___ Provided information

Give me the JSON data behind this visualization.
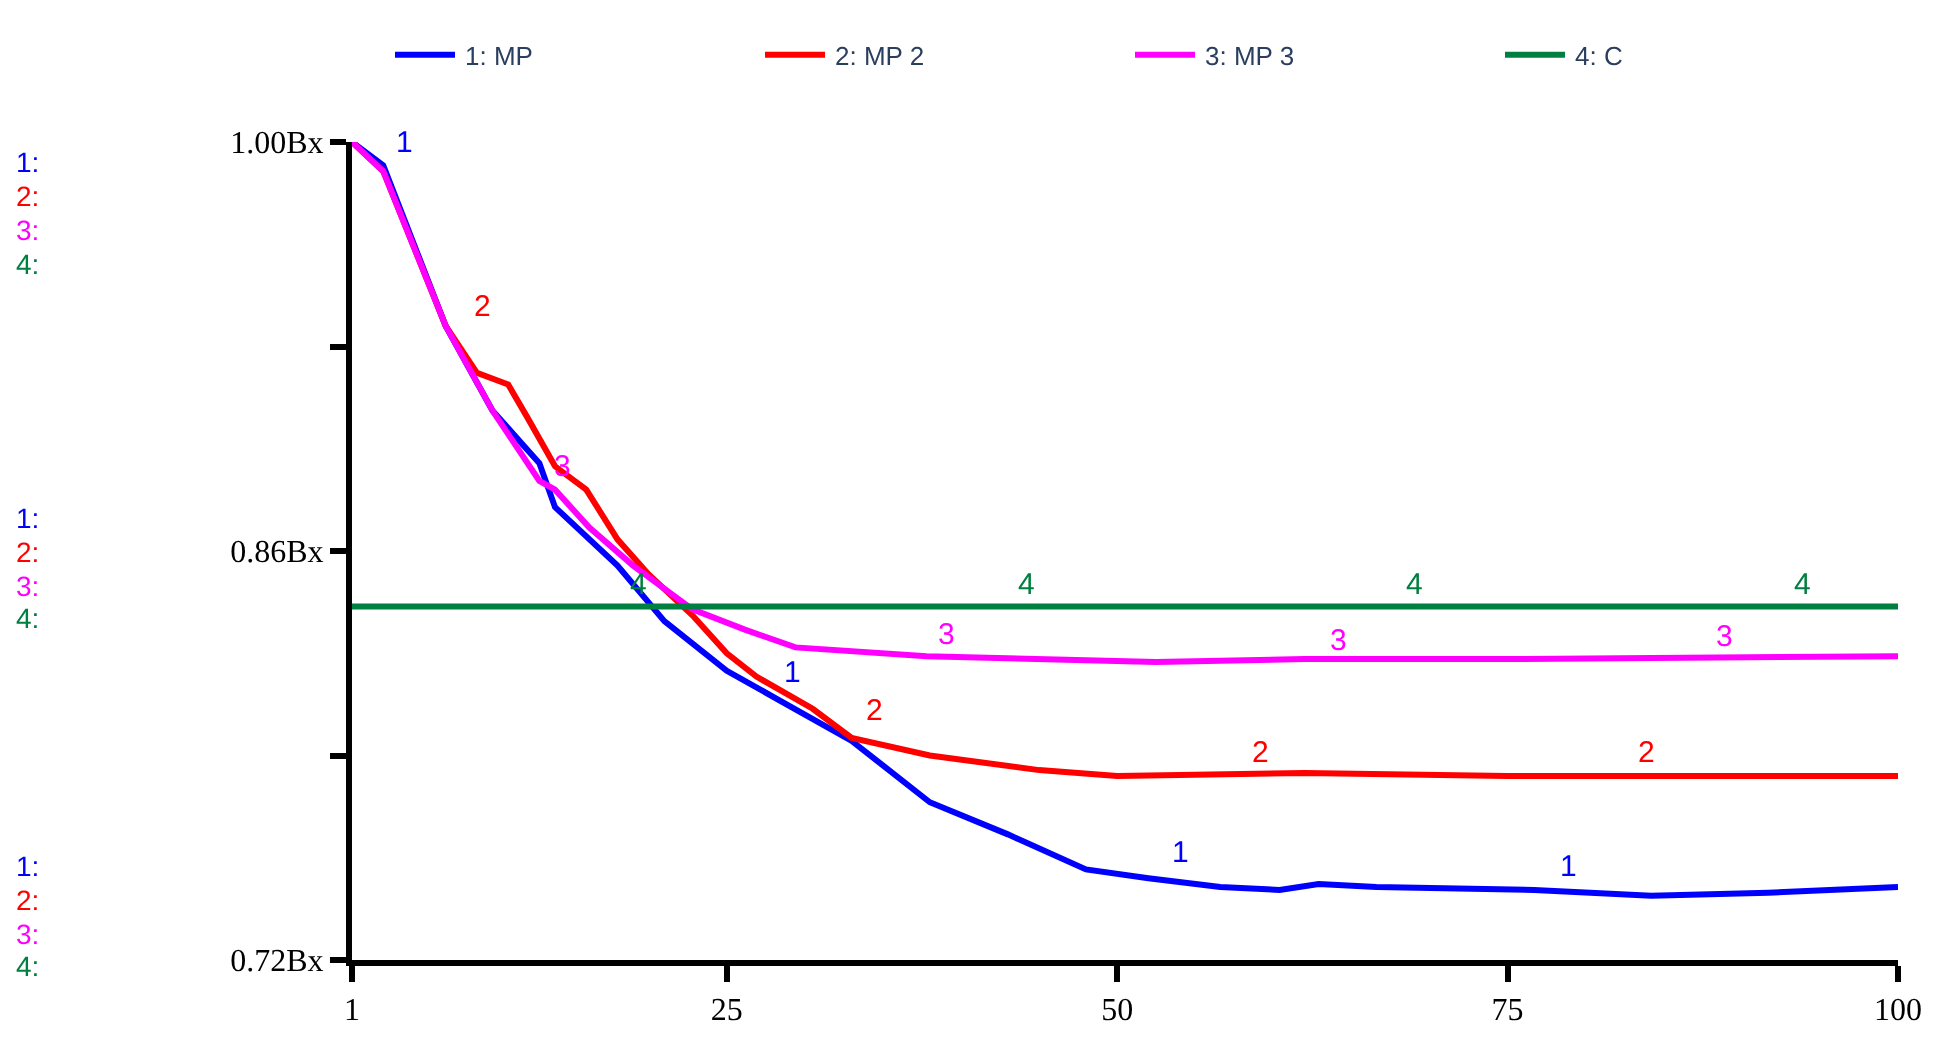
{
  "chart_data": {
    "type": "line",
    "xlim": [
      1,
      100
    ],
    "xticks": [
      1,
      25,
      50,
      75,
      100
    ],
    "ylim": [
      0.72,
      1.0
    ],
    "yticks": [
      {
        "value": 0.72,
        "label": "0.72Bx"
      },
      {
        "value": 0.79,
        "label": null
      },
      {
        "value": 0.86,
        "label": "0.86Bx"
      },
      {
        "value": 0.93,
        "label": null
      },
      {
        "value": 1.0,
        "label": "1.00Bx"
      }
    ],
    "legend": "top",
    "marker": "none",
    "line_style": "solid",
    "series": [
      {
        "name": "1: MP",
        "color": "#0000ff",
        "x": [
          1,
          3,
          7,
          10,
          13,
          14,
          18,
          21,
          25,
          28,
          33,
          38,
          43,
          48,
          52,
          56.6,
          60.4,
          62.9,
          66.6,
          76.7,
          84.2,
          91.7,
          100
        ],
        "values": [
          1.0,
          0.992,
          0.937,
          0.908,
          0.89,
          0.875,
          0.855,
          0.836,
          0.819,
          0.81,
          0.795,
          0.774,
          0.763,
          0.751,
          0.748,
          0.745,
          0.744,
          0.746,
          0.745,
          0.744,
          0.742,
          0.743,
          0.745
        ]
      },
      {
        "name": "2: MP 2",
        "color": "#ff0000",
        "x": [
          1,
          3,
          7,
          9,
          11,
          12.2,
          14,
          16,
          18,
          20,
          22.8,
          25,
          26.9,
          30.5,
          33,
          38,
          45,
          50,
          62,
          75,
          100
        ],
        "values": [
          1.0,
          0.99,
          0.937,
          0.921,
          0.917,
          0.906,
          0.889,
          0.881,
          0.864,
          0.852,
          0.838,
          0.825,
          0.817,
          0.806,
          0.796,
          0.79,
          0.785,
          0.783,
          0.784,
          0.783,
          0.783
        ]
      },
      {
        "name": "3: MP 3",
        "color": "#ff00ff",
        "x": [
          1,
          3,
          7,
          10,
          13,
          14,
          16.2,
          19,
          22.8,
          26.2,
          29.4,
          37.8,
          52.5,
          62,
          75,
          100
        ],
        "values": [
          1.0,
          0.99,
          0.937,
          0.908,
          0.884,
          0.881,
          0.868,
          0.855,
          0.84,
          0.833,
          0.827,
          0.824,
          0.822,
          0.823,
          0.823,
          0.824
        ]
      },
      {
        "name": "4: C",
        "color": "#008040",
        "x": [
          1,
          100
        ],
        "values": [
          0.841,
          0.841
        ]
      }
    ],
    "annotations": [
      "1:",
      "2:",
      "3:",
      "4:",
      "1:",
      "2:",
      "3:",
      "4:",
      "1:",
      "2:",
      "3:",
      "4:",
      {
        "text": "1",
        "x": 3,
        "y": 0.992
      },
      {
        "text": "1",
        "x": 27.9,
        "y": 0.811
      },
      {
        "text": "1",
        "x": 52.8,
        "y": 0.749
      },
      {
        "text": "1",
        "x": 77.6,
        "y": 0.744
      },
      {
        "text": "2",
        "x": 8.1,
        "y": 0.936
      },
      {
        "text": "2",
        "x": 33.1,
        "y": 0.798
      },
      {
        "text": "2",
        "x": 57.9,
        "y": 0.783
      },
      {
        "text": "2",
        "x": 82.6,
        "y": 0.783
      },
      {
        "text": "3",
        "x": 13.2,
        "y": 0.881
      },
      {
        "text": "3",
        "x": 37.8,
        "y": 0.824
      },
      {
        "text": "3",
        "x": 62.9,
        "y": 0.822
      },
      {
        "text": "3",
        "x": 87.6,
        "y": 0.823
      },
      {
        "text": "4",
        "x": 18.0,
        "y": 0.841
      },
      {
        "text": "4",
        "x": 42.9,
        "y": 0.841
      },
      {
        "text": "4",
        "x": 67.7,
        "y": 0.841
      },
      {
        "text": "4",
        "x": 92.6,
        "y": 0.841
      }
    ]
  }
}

______
___ Provided information

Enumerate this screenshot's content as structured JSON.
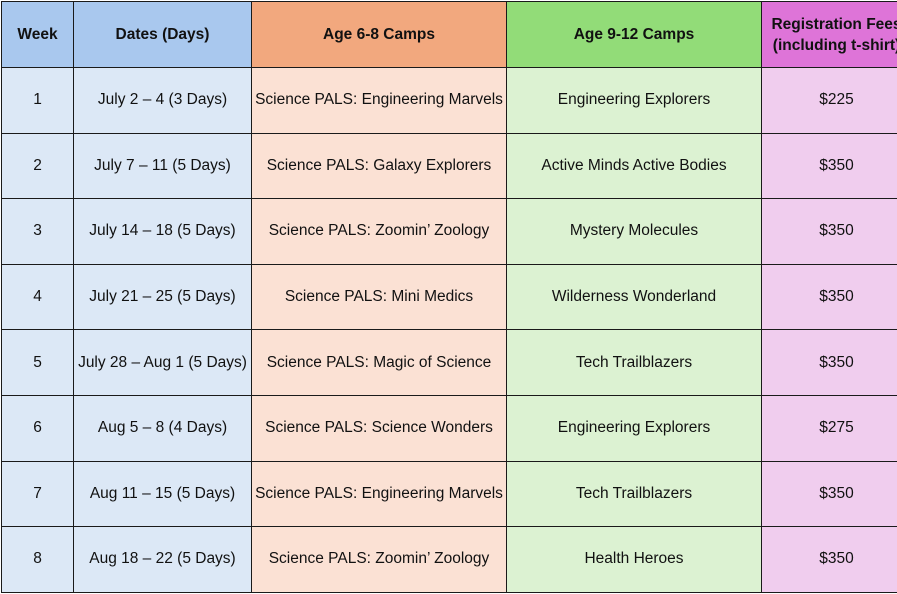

______
___ Provided information

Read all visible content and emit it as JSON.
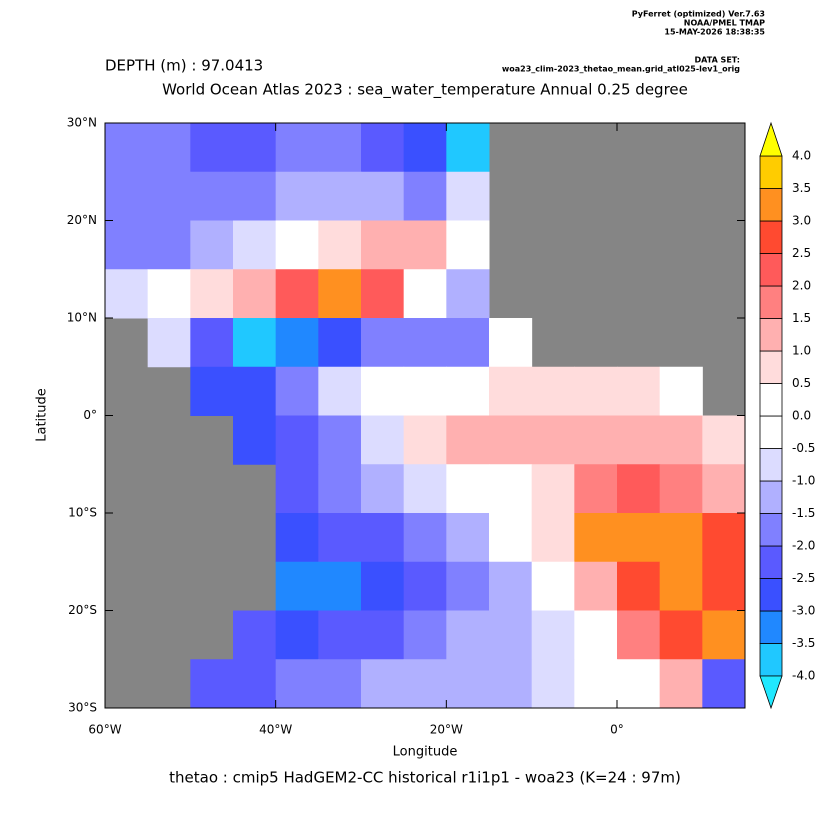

______

### Work required
Take every line above carrying "content" and return it.

### Solution
Enumerate this screenshot's content as structured JSON.
Read all visible content and emit it as JSON.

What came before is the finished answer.